» Your objective
Extract every row below word for word, keeping each line as it appears, but leave the pictures out of your answer.
━━━━━ Dataset entries
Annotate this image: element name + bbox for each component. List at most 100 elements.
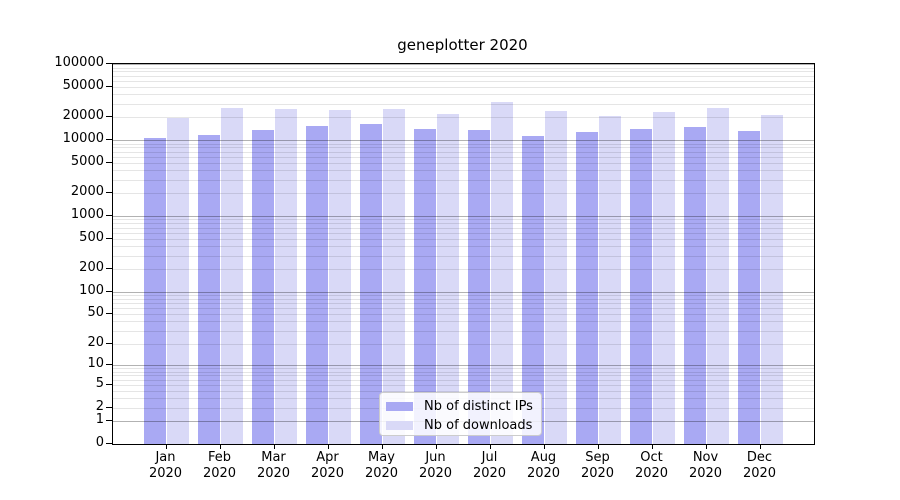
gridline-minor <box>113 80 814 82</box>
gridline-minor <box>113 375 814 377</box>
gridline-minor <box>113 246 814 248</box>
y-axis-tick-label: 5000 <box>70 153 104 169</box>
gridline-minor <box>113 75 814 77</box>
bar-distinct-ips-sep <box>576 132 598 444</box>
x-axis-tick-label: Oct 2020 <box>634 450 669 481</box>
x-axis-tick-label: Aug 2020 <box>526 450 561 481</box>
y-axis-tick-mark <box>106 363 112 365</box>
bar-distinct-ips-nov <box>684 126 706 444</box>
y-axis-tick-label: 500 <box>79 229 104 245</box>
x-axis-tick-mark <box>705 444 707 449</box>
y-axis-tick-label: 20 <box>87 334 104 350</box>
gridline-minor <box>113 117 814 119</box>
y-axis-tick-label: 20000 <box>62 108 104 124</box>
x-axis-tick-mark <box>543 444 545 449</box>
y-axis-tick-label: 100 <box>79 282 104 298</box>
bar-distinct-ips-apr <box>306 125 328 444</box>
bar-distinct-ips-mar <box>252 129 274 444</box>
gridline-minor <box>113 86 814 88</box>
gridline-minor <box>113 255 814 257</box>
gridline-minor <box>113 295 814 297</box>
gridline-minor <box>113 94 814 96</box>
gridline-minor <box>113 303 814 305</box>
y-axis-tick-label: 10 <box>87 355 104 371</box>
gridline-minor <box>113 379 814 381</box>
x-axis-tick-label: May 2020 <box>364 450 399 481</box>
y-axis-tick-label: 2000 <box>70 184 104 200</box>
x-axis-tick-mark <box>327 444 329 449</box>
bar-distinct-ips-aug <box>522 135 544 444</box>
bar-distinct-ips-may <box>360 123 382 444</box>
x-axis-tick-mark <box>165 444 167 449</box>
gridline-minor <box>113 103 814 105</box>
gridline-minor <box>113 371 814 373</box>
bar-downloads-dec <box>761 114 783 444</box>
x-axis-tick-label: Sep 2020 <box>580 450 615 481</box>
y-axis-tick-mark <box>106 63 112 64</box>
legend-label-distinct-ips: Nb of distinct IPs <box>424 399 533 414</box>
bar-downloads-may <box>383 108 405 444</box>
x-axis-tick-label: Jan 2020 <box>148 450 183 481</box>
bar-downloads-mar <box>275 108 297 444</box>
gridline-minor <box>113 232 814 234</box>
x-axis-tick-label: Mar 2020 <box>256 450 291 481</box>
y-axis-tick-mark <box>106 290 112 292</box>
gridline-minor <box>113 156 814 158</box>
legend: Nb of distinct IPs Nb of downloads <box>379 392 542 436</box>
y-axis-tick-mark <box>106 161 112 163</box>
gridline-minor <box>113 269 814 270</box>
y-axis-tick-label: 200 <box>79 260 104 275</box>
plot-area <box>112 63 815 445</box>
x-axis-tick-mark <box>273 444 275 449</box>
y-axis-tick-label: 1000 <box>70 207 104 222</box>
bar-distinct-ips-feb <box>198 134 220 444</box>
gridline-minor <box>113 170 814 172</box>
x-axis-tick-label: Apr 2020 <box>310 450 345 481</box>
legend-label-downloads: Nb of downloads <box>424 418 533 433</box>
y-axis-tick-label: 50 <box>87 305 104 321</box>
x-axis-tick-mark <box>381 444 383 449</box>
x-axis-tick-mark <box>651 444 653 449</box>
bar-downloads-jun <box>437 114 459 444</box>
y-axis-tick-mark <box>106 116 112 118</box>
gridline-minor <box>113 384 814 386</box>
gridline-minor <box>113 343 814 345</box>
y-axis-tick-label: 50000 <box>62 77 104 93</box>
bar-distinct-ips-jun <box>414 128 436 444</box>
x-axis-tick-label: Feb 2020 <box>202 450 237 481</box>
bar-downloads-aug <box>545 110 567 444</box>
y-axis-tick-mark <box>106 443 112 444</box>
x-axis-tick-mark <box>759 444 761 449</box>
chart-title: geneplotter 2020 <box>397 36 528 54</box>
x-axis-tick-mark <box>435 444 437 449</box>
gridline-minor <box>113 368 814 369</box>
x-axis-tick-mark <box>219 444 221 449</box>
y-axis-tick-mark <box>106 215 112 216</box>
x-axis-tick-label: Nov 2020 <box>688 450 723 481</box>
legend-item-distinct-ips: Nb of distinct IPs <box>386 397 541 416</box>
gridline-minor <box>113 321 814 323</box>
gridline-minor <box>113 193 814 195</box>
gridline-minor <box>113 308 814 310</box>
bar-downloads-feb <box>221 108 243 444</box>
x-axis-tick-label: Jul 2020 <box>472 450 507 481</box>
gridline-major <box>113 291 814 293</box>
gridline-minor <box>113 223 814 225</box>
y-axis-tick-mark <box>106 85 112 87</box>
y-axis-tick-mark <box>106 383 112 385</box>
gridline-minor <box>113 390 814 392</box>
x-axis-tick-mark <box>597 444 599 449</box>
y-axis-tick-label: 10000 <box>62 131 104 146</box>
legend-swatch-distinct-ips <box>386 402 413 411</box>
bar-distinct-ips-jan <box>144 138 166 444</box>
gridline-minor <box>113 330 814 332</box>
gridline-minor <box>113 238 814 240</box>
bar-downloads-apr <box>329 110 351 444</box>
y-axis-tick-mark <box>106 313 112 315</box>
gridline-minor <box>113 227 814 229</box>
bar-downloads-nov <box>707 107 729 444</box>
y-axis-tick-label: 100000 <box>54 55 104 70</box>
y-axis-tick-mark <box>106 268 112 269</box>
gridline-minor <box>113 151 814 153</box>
━━━━━━━━━━
» Answer
Annotate this image: element name + bbox for each component. List at most 100 elements.
gridline-minor <box>113 80 814 82</box>
gridline-minor <box>113 375 814 377</box>
gridline-minor <box>113 246 814 248</box>
y-axis-tick-label: 5000 <box>70 153 104 169</box>
gridline-minor <box>113 75 814 77</box>
bar-distinct-ips-sep <box>576 132 598 444</box>
x-axis-tick-label: Oct 2020 <box>634 450 669 481</box>
x-axis-tick-label: Aug 2020 <box>526 450 561 481</box>
y-axis-tick-mark <box>106 363 112 365</box>
bar-distinct-ips-nov <box>684 126 706 444</box>
y-axis-tick-label: 500 <box>79 229 104 245</box>
x-axis-tick-mark <box>705 444 707 449</box>
y-axis-tick-label: 20 <box>87 334 104 350</box>
gridline-minor <box>113 117 814 119</box>
y-axis-tick-label: 20000 <box>62 108 104 124</box>
x-axis-tick-mark <box>543 444 545 449</box>
y-axis-tick-label: 100 <box>79 282 104 298</box>
bar-distinct-ips-apr <box>306 125 328 444</box>
bar-distinct-ips-mar <box>252 129 274 444</box>
gridline-minor <box>113 86 814 88</box>
gridline-minor <box>113 255 814 257</box>
gridline-minor <box>113 295 814 297</box>
gridline-minor <box>113 94 814 96</box>
gridline-minor <box>113 303 814 305</box>
y-axis-tick-label: 10 <box>87 355 104 371</box>
gridline-minor <box>113 379 814 381</box>
x-axis-tick-label: May 2020 <box>364 450 399 481</box>
y-axis-tick-label: 2000 <box>70 184 104 200</box>
x-axis-tick-mark <box>327 444 329 449</box>
bar-distinct-ips-aug <box>522 135 544 444</box>
bar-distinct-ips-may <box>360 123 382 444</box>
x-axis-tick-mark <box>165 444 167 449</box>
gridline-minor <box>113 103 814 105</box>
gridline-minor <box>113 371 814 373</box>
bar-downloads-dec <box>761 114 783 444</box>
x-axis-tick-label: Sep 2020 <box>580 450 615 481</box>
y-axis-tick-mark <box>106 63 112 64</box>
legend-label-distinct-ips: Nb of distinct IPs <box>424 399 533 414</box>
bar-downloads-may <box>383 108 405 444</box>
x-axis-tick-label: Jan 2020 <box>148 450 183 481</box>
bar-downloads-mar <box>275 108 297 444</box>
gridline-minor <box>113 232 814 234</box>
x-axis-tick-label: Mar 2020 <box>256 450 291 481</box>
y-axis-tick-mark <box>106 290 112 292</box>
gridline-minor <box>113 156 814 158</box>
legend: Nb of distinct IPs Nb of downloads <box>379 392 542 436</box>
y-axis-tick-mark <box>106 161 112 163</box>
gridline-minor <box>113 269 814 270</box>
y-axis-tick-label: 200 <box>79 260 104 275</box>
plot-area <box>112 63 815 445</box>
x-axis-tick-mark <box>273 444 275 449</box>
y-axis-tick-label: 1000 <box>70 207 104 222</box>
bar-distinct-ips-feb <box>198 134 220 444</box>
gridline-minor <box>113 170 814 172</box>
x-axis-tick-label: Apr 2020 <box>310 450 345 481</box>
legend-label-downloads: Nb of downloads <box>424 418 533 433</box>
y-axis-tick-label: 50 <box>87 305 104 321</box>
x-axis-tick-mark <box>381 444 383 449</box>
x-axis-tick-mark <box>651 444 653 449</box>
bar-downloads-jun <box>437 114 459 444</box>
y-axis-tick-mark <box>106 116 112 118</box>
gridline-minor <box>113 384 814 386</box>
gridline-minor <box>113 343 814 345</box>
y-axis-tick-label: 50000 <box>62 77 104 93</box>
bar-distinct-ips-jun <box>414 128 436 444</box>
x-axis-tick-label: Feb 2020 <box>202 450 237 481</box>
bar-downloads-aug <box>545 110 567 444</box>
y-axis-tick-mark <box>106 443 112 444</box>
x-axis-tick-mark <box>759 444 761 449</box>
chart-title: geneplotter 2020 <box>397 36 528 54</box>
x-axis-tick-mark <box>435 444 437 449</box>
gridline-minor <box>113 368 814 369</box>
x-axis-tick-mark <box>219 444 221 449</box>
y-axis-tick-mark <box>106 215 112 216</box>
x-axis-tick-label: Nov 2020 <box>688 450 723 481</box>
legend-item-distinct-ips: Nb of distinct IPs <box>386 397 541 416</box>
gridline-minor <box>113 321 814 323</box>
gridline-minor <box>113 193 814 195</box>
gridline-minor <box>113 308 814 310</box>
bar-downloads-feb <box>221 108 243 444</box>
x-axis-tick-label: Jul 2020 <box>472 450 507 481</box>
gridline-major <box>113 291 814 293</box>
gridline-minor <box>113 223 814 225</box>
y-axis-tick-mark <box>106 85 112 87</box>
y-axis-tick-mark <box>106 383 112 385</box>
gridline-minor <box>113 390 814 392</box>
x-axis-tick-mark <box>597 444 599 449</box>
y-axis-tick-label: 10000 <box>62 131 104 146</box>
legend-swatch-distinct-ips <box>386 402 413 411</box>
bar-distinct-ips-jan <box>144 138 166 444</box>
gridline-minor <box>113 330 814 332</box>
gridline-minor <box>113 238 814 240</box>
bar-downloads-apr <box>329 110 351 444</box>
y-axis-tick-mark <box>106 313 112 315</box>
gridline-minor <box>113 227 814 229</box>
bar-downloads-nov <box>707 107 729 444</box>
y-axis-tick-label: 100000 <box>54 55 104 70</box>
y-axis-tick-mark <box>106 268 112 269</box>
gridline-minor <box>113 151 814 153</box>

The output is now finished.